- [Work instructions]:
1/ In the passage on the sanctions against Venezuela, why does the purchase of Venezuelan oil remain permitted even after the sanctions are extended to the state oil industry?
2/ Starting with the first line of the entries and going on through the line with "temp-value: 15 xyxy=(219,444,230,455)", rewrite those lines of the entries with "temp-value" replaced by "reading" and everything else unchanged.

This is necessary because the Venezuelan people need a new government. They have already made numerous mistakes in the stuggle for power, which has been waged with every trick in the democratic electoral book: first, they gave the opposition a majority in parliament, then they re-elected the Chavista president, thereby failing to resolve the raging dispute over legitimacy between the rival institutions. So the US is deciding the question of legitimacy – someone has to do it – instead of the people, declaring the presidential election invalid, along with the election to the Constituent National Assembly which the Chavista team instituted on account of the illegitimate majority in parliament. Bold intervention by the Americans clarifies the legal situation, so that only a totally legitimate parliament is left and the need for a new president is missing. He is quickly found in the figure of the president of the parliament, who is then endorsed by Washington along with fifty or so friendly heads of state. So everything would now be fine if Maduro and his followers would recognize the loss of their legitimacy. Since this is unfortunately not the case, they must be warned with due seriousness against attacks on the new leadership installed by the US and its various events aimed at asserting its claim to power in the country, because remember: “all options are on the table.”

The sanctions regime is being perfected in order to cut off the old regime from all financial resources. Sanctions against individuals – officers, officials, entrepreneurs close to the Chavistas – are being extended; they are being isolated commercially, and their assets in the US are being frozen. From 2017 onwards, the refinancing of old government debts with new ones has been prevented with threats against any banks headquartered in the USA, and trade in Venezuelan government bonds, central bank bonds, and securities of the state oil company PDVSA is being blocked.[3] Washington is linking its economic destruction to a constructive perspective: Following Guaidó’s self-proclamation as interim president, the US is extending sanctions to the state oil industry, although the purchase of Venezuelan oil remains permitted – not least out of consideration for US refineries specializing in Venezuelan oil – but payments must be made to blocked accounts in the US, to which only Guaidó, the de facto-president legitimized by Washington, has access. This is a dual use of the sanctions regime, which both cuts off the existing regime from its revenues and provides the alternative government with precisely these same funds – while safeguarding the economic interests of the USA in the continued flow of Venezuelan oil to the US.[4]

The third benefit of the sanctions regime against Venezuela is that it permanently cuts off Nicaragua and Cuba, the previous beneficiaries of Venezuelan oil supplies at special rates, from this aid, thereby destroying the already diminished material cooperation within the Troika. The US is extending the sanctions regime to all ships owned or operated by the Venezuelan state oil company, as well as to foreign ships and shipping companies that transport Venezuelan oil to Cuba on its behalf, by freezing their assets in the US and blocking their access to the financial system.

[A run of records]
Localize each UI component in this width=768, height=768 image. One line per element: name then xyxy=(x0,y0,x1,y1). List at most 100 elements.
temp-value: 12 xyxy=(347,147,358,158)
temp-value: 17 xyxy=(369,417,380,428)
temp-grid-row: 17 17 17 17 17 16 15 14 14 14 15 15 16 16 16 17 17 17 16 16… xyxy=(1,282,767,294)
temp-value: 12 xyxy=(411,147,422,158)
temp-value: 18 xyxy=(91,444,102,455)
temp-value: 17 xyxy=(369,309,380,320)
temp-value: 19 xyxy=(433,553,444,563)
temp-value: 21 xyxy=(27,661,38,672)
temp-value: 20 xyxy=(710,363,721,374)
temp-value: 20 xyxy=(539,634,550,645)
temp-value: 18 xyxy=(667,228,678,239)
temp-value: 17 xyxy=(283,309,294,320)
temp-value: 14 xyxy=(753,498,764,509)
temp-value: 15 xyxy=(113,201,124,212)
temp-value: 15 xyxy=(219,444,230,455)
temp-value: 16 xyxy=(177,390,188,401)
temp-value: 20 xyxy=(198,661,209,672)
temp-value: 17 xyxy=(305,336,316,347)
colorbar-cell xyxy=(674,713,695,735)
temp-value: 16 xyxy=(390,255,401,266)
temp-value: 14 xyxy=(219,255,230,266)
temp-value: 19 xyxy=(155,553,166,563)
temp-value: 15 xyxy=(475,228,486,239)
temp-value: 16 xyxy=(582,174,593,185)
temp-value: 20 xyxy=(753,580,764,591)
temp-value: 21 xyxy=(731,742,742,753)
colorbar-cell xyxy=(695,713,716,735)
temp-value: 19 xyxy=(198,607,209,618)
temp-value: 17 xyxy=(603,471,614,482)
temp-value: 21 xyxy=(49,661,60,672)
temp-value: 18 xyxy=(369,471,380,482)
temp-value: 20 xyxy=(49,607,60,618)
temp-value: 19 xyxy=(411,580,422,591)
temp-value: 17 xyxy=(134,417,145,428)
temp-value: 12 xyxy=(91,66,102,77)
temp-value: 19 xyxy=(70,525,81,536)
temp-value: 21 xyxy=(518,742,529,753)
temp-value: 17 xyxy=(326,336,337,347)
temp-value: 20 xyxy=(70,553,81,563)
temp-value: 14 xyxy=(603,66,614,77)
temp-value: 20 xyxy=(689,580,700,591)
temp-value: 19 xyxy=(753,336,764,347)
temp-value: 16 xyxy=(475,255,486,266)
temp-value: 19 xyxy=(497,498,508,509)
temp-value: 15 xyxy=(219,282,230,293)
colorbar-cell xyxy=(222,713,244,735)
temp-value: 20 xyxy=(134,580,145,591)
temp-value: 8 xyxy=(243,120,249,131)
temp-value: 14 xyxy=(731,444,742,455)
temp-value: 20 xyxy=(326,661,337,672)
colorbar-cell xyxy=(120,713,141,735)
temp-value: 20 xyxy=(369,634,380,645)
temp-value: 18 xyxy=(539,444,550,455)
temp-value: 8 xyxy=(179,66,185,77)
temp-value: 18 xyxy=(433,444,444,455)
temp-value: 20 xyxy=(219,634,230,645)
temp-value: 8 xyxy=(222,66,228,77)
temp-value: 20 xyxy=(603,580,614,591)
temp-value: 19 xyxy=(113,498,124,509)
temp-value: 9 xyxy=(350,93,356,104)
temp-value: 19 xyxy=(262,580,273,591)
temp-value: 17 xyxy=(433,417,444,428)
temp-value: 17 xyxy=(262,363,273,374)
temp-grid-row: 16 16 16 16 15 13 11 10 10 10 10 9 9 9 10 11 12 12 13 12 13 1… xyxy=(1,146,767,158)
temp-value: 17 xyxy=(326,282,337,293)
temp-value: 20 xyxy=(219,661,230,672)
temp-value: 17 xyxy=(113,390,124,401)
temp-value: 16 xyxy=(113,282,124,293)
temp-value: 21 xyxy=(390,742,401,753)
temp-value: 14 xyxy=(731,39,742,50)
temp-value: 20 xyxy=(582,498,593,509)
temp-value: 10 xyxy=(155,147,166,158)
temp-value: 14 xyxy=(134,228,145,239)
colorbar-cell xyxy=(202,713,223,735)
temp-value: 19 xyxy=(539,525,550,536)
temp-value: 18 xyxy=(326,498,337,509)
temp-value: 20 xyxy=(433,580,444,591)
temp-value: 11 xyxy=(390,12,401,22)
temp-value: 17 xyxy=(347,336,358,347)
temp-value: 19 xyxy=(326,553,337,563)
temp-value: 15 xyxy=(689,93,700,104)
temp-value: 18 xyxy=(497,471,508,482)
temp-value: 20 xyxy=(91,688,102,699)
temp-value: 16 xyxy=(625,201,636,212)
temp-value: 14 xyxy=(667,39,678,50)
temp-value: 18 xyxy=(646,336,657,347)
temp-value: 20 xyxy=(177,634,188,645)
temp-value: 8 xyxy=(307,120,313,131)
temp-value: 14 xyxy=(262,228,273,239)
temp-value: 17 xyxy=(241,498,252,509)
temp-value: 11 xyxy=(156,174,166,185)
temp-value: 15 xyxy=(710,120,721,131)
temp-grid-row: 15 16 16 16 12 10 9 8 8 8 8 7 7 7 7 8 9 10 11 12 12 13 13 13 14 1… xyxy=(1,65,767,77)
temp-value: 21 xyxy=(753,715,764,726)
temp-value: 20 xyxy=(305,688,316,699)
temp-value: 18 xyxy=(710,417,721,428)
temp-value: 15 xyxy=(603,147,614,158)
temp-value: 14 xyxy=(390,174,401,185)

- [Answers to the exercise]:
1/ The purchase stays permitted not least out of consideration for US refineries that specialize in Venezuelan oil. It also safeguards the US economic interest in the continued flow of Venezuelan oil to the US.

2/
Localize each UI component in this width=768, height=768 image. One line per element: name then xyxy=(x0,y0,x1,y1). List at most 100 elements.
reading: 12 xyxy=(347,147,358,158)
reading: 17 xyxy=(369,417,380,428)
temp-grid-row: 17 17 17 17 17 16 15 14 14 14 15 15 16 16 16 17 17 17 16 16… xyxy=(1,282,767,294)
reading: 12 xyxy=(411,147,422,158)
reading: 18 xyxy=(91,444,102,455)
reading: 17 xyxy=(369,309,380,320)
reading: 19 xyxy=(433,553,444,563)
reading: 21 xyxy=(27,661,38,672)
reading: 20 xyxy=(710,363,721,374)
reading: 20 xyxy=(539,634,550,645)
reading: 18 xyxy=(667,228,678,239)
reading: 17 xyxy=(283,309,294,320)
reading: 14 xyxy=(753,498,764,509)
reading: 15 xyxy=(113,201,124,212)
reading: 15 xyxy=(219,444,230,455)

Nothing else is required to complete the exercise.